_Aim_
Below are some entries; can you quote all of them exactly?

━━━━━ Provided records

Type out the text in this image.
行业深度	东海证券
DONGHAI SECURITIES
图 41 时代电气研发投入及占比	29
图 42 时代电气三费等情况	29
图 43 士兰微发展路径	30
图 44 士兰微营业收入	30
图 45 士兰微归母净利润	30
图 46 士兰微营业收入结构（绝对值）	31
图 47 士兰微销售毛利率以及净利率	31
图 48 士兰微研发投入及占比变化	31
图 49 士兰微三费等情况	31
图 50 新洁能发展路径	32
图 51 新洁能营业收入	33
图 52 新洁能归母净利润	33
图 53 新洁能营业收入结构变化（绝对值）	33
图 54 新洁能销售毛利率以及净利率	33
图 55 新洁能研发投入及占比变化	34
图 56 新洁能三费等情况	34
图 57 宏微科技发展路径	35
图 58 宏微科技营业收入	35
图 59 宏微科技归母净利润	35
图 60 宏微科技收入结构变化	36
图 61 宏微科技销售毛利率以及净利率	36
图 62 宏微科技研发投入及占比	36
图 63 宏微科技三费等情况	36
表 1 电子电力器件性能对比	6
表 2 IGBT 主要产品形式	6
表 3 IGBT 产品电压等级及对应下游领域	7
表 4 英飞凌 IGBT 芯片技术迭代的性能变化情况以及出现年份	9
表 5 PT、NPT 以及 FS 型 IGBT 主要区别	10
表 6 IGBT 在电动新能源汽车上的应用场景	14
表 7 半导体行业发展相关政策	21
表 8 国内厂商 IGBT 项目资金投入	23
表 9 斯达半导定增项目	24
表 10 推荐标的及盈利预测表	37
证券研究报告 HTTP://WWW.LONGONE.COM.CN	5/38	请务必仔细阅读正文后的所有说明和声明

━━━━━━━━━━

_Correct response_
Type out the text in this image.
行业深度	东海证券
DONGHAI SECURITIES
图 41 时代电气研发投入及占比	29
图 42 时代电气三费等情况	29
图 43 士兰微发展路径	30
图 44 士兰微营业收入	30
图 45 士兰微归母净利润	30
图 46 士兰微营业收入结构（绝对值）	31
图 47 士兰微销售毛利率以及净利率	31
图 48 士兰微研发投入及占比变化	31
图 49 士兰微三费等情况	31
图 50 新洁能发展路径	32
图 51 新洁能营业收入	33
图 52 新洁能归母净利润	33
图 53 新洁能营业收入结构变化（绝对值）	33
图 54 新洁能销售毛利率以及净利率	33
图 55 新洁能研发投入及占比变化	34
图 56 新洁能三费等情况	34
图 57 宏微科技发展路径	35
图 58 宏微科技营业收入	35
图 59 宏微科技归母净利润	35
图 60 宏微科技收入结构变化	36
图 61 宏微科技销售毛利率以及净利率	36
图 62 宏微科技研发投入及占比	36
图 63 宏微科技三费等情况	36
表 1 电子电力器件性能对比	6
表 2 IGBT 主要产品形式	6
表 3 IGBT 产品电压等级及对应下游领域	7
表 4 英飞凌 IGBT 芯片技术迭代的性能变化情况以及出现年份	9
表 5 PT、NPT 以及 FS 型 IGBT 主要区别	10
表 6 IGBT 在电动新能源汽车上的应用场景	14
表 7 半导体行业发展相关政策	21
表 8 国内厂商 IGBT 项目资金投入	23
表 9 斯达半导定增项目	24
表 10 推荐标的及盈利预测表	37
证券研究报告 HTTP://WWW.LONGONE.COM.CN	5/38	请务必仔细阅读正文后的所有说明和声明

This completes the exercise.